DIRECTIONS: Repeat the router IP guide from "The router's IP, also" to "192.168.x.x or 10.x.x.x.", swapping "default gateway" for "gateway address".

DOCUMENT PASSAGE:
How to Find Your Router's IP Address
Last updated July 4, 2026
To find your router's IP address, run ipconfig on Windows or ip route on Linux and read
the Default Gateway line, or check the Router field in your phone's Wi-Fi details. It is usually 192.168.1.1, 192.168.0.1, or 10.0.0.1. Type it into a browser to log in.
The router's IP, also called the default gateway, is the address that opens your router's admin page for changing Wi-Fi settings, passwords or port forwarding. It is a local address, not the public one the internet sees. Looking for your own device's address instead? See how to find your IP address on any device.
What is the router's IP address?
When your device connects to your network, the router hands it a local IP (like 192.168.1.50) and tells it which
address to send internet traffic through. That address is the router, and it is what "default gateway" means. It
almost always sits in a private range such as 192.168.x.x or 10.x.x.x.

RECORDS PROVIDED:

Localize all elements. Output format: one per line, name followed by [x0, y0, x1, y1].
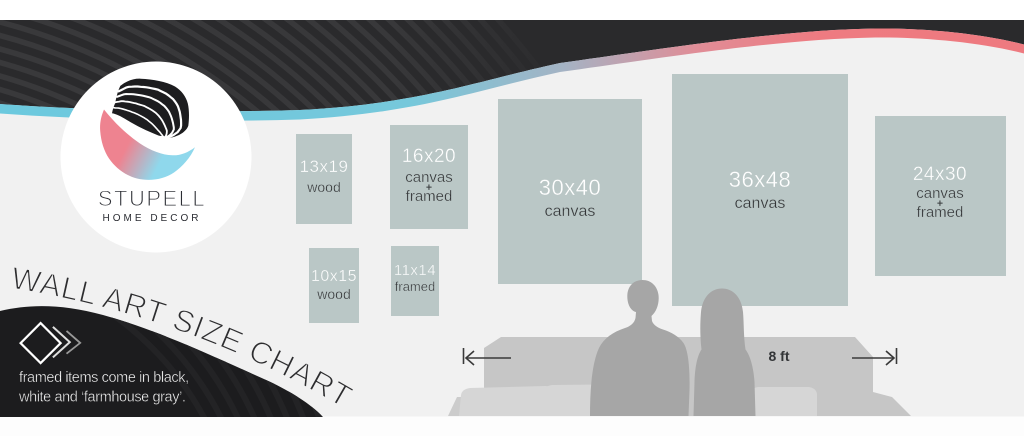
- svg-text:13x19: 13x19: [300, 157, 349, 176]
- svg-text:framed: framed: [406, 188, 453, 205]
- svg-text:white and ‘farmhouse gray’.: white and ‘farmhouse gray’.: [18, 390, 186, 406]
- svg-text:8 ft: 8 ft: [769, 348, 790, 364]
- svg-text:11x14: 11x14: [394, 262, 436, 279]
- svg-text:HOME DECOR: HOME DECOR: [103, 213, 202, 224]
- svg-text:framed items come in black,: framed items come in black,: [19, 370, 189, 386]
- svg-text:wood: wood: [306, 179, 340, 195]
- svg-text:canvas: canvas: [735, 195, 786, 212]
- svg-text:framed: framed: [917, 204, 964, 221]
- svg-text:30x40: 30x40: [539, 175, 601, 200]
- svg-text:16x20: 16x20: [402, 146, 456, 167]
- svg-text:canvas: canvas: [545, 203, 596, 220]
- svg-text:10x15: 10x15: [311, 268, 357, 285]
- svg-text:STUPELL: STUPELL: [98, 186, 206, 211]
- svg-text:24x30: 24x30: [913, 164, 967, 185]
- svg-text:framed: framed: [395, 279, 435, 294]
- svg-text:36x48: 36x48: [729, 167, 791, 192]
- svg-text:wood: wood: [316, 286, 350, 302]
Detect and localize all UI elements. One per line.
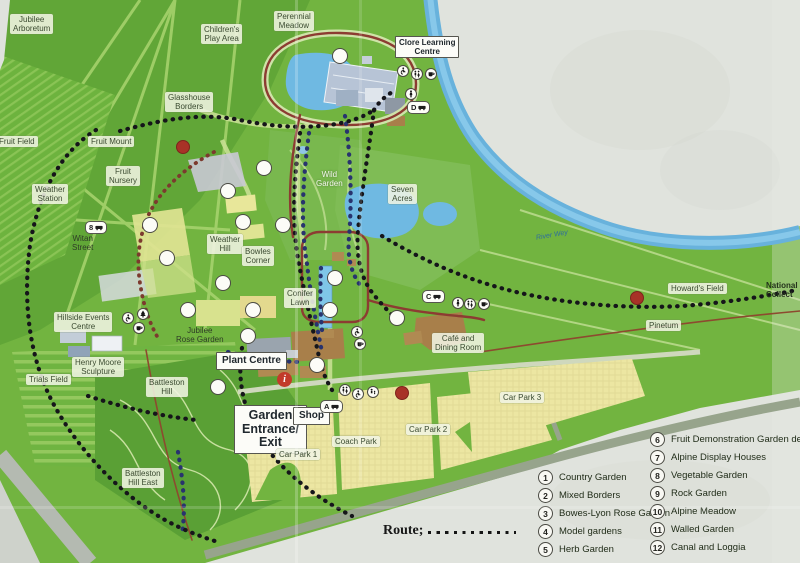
- legend-number: 12: [650, 540, 665, 555]
- legend-item: 8 Vegetable Garden: [650, 468, 800, 483]
- legend-item: 7 Alpine Display Houses: [650, 450, 800, 465]
- legend-label: Country Garden: [559, 472, 627, 483]
- legend-number: 11: [650, 522, 665, 537]
- legend-number: 10: [650, 504, 665, 519]
- legend-item: 12 Canal and Loggia: [650, 540, 800, 555]
- legend-label: Fruit Demonstration Garden de: [671, 434, 800, 445]
- legend-label: Mixed Borders: [559, 490, 620, 501]
- legend-item: 10 Alpine Meadow: [650, 504, 800, 519]
- legend-label: Vegetable Garden: [671, 470, 748, 481]
- legend-item: 9 Rock Garden: [650, 486, 800, 501]
- legend-number: 9: [650, 486, 665, 501]
- legend-number: 8: [650, 468, 665, 483]
- legend-item: 11 Walled Garden: [650, 522, 800, 537]
- scale-bar: [381, 541, 491, 557]
- route-key: Route;: [383, 523, 516, 539]
- legend-number: 1: [538, 470, 553, 485]
- legend-number: 4: [538, 524, 553, 539]
- legend-number: 2: [538, 488, 553, 503]
- legend-item: 6 Fruit Demonstration Garden de: [650, 432, 800, 447]
- legend-number: 5: [538, 542, 553, 557]
- coach-park-area: [338, 383, 434, 490]
- legend-column-2: 6 Fruit Demonstration Garden de 7 Alpine…: [650, 432, 800, 558]
- legend-label: Walled Garden: [671, 524, 734, 535]
- legend-number: 7: [650, 450, 665, 465]
- information-icon: i: [277, 372, 292, 387]
- legend-label: Alpine Display Houses: [671, 452, 766, 463]
- legend-label: Model gardens: [559, 526, 622, 537]
- legend-number: 6: [650, 432, 665, 447]
- legend-label: Alpine Meadow: [671, 506, 736, 517]
- garden-map-scan: JubileeArboretumChildren'sPlay AreaPeren…: [0, 0, 800, 563]
- route-key-label: Route;: [383, 523, 423, 539]
- legend-label: Rock Garden: [671, 488, 727, 499]
- legend-number: 3: [538, 506, 553, 521]
- legend-label: Canal and Loggia: [671, 542, 745, 553]
- route-dotted-sample: [428, 531, 516, 534]
- seven-acres-lake: [345, 184, 419, 239]
- legend-label: Herb Garden: [559, 544, 614, 555]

ANSWER IN FULL:
The router's IP, also called the gateway address, is the address that opens your router's admin page for changing Wi-Fi settings, passwords or port forwarding. It is a local address, not the public one the internet sees. Looking for your own device's address instead? See how to find your IP address on any device.
What is the router's IP address?
When your device connects to your network, the router hands it a local IP (like 192.168.1.50) and tells it which
address to send internet traffic through. That address is the router, and it is what "gateway address" means. It
almost always sits in a private range such as 192.168.x.x or 10.x.x.x.